**PASSAGE FOR REVIEW**
________________________

Before moving, Esther worries that the amnesty will somehow be taken away, and Grandmother hopes that Grandfather will find a way to join them. When they finally arrive at the barracks, they meet “old friends from Vilna: the Kaftals” (76): Mrs. Kaftal, her daughter Anya, and her son Karl. Mrs. Marshak and Boris—who were distraught at Samuel’s departure—join them in the barracks earlier than expected.
Except for Grandmother and Mrs. Kaftal, all of the adults are assigned jobs. Esther, unable to go to school until the family finds housing within the village, looks after Boris and feels bored. Esther decides to add to the family’s meagre food rations by taking Boris to hunt in the fields for “potatoes that had been overlooked by their owners” (81). The family goes to the Sunday market again to sell more possessions in order to buy more food.
The Rudomins, along with the Kaftals, hunt for living quarters within the village. A young couple—Nina and Nikita—agree to rent part of their hut to the group of deportees. Although Raya is concerned by Nikita’s apparent trachoma and the Rudomins are surprised by the use of first names, Esther is excited to move to the village. Nikita collects the group and their belongings in his wagon, and Esther enjoys the ride from the barracks to his hut.
Nina puts straw on the floor for the deportees and gives Esther some milk to drink. The Rudomins and Kaftals make cakes, and they seem to taste particularly “delicious” in the new surroundings. Feeling cozy and comfortable, the group is “content”; Esther falls asleep to the sound of Nina and Nikita whispering.

________________________

Document structure recognition data
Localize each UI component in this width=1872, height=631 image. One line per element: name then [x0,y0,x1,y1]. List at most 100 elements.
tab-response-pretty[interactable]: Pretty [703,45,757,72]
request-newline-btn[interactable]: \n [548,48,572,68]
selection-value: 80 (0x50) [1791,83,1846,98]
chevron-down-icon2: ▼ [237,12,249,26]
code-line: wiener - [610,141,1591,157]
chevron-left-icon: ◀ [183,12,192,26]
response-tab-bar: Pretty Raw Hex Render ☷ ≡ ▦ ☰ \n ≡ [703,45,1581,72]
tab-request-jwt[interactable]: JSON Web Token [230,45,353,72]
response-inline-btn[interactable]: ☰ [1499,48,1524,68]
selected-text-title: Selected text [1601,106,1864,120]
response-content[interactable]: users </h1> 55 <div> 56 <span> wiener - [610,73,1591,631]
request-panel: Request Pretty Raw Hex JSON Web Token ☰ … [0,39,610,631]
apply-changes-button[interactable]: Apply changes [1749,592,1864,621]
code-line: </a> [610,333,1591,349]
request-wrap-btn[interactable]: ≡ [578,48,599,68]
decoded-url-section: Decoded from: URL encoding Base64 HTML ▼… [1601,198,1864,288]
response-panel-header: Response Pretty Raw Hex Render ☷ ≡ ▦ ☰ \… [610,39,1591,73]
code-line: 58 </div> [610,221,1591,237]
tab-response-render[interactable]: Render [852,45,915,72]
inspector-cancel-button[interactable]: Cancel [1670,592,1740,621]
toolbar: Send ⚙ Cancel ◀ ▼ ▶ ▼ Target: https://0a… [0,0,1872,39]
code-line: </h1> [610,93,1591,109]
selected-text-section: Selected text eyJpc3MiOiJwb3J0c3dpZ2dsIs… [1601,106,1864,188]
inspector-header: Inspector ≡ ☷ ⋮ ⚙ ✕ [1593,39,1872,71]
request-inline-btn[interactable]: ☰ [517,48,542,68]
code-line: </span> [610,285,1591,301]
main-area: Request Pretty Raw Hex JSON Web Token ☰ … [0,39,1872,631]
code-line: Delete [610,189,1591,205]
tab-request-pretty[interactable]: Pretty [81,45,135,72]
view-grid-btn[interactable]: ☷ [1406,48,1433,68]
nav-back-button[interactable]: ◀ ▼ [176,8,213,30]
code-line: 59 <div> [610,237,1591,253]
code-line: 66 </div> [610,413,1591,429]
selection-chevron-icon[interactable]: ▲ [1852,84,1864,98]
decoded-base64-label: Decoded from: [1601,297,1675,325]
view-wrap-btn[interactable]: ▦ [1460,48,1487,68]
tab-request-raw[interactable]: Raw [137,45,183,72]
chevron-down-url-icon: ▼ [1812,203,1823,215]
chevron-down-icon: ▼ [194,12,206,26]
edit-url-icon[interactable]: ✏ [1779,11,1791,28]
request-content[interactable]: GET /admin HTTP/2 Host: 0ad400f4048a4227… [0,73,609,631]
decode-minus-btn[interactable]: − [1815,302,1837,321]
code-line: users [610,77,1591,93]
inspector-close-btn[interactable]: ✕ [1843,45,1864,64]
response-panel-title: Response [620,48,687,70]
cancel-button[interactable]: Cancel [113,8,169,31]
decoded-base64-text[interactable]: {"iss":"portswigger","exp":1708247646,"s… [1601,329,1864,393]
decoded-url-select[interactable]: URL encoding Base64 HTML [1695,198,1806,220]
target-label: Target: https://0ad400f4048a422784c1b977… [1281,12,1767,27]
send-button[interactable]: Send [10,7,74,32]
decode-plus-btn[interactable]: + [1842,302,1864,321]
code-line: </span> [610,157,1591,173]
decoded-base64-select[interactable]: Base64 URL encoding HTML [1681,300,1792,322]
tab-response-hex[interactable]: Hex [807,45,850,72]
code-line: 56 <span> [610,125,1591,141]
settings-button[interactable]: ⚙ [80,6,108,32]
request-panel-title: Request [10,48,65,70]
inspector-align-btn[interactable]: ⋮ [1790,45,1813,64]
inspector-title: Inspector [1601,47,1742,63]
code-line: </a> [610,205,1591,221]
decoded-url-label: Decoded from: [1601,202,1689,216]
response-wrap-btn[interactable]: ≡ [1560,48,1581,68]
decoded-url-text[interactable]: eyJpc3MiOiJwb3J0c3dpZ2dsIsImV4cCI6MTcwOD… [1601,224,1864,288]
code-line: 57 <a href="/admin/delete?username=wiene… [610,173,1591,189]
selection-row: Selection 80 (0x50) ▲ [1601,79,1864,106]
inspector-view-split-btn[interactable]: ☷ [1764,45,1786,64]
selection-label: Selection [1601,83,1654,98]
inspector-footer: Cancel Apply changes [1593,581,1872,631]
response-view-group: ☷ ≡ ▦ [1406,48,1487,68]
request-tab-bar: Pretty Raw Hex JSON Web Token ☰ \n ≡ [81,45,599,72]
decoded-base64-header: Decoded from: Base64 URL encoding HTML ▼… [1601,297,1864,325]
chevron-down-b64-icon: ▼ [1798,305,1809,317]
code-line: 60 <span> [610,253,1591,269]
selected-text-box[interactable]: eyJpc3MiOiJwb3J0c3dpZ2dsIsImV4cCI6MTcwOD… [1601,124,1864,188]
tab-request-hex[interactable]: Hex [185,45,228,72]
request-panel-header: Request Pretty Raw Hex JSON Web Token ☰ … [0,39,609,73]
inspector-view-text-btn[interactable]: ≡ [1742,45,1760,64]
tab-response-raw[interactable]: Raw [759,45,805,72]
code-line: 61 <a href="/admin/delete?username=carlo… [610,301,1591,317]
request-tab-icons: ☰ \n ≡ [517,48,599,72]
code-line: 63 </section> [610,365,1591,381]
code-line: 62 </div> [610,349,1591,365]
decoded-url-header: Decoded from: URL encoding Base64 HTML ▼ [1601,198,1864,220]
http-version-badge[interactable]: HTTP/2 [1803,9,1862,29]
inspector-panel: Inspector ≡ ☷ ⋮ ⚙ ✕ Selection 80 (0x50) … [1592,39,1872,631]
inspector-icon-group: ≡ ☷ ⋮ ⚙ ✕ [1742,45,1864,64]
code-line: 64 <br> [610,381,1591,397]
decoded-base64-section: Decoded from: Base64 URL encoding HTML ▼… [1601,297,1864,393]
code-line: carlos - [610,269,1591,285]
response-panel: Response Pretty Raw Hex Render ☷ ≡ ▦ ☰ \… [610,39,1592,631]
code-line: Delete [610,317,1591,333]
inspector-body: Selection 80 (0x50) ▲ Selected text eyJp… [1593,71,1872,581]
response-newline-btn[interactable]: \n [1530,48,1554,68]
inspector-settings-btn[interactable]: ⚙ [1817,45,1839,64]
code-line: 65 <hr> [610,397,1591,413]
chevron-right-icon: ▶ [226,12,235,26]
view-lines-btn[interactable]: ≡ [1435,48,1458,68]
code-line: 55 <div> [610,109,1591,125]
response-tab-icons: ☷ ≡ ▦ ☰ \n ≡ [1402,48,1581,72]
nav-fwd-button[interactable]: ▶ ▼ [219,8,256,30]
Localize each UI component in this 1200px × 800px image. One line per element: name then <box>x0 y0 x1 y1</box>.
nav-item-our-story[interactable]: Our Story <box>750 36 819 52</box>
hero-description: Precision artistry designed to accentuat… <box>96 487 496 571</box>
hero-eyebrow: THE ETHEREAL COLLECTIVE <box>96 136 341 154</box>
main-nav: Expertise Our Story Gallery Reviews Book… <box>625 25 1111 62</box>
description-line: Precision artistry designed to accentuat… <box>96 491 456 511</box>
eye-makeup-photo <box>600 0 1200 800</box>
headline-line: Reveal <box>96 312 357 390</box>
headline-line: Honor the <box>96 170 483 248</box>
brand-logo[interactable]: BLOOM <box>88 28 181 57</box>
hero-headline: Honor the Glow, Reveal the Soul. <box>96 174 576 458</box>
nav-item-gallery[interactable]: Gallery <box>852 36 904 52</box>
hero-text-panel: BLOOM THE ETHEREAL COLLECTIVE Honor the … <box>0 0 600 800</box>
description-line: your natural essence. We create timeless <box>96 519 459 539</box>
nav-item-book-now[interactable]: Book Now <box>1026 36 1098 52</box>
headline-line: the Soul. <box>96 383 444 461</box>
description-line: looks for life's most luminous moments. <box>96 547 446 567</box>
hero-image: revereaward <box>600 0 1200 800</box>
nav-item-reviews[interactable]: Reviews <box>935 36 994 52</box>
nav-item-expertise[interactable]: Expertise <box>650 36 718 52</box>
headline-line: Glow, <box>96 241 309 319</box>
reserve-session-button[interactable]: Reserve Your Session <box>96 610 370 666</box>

________________________

**EXERCISE TASKS**
A. In the summary, who are the old friends from Vilna that the Rudomins meet when they arrive at the barracks?
B. List every member of the Kaftal family named in the summary.
These rows come from a separate source and are unrelated to the summary.

**RESPONSES TO THE EXERCISE**
A. They meet the Kaftals: Mrs. Kaftal, her daughter Anya, and her son Karl.

B. Mrs. Kaftal, Anya, Karl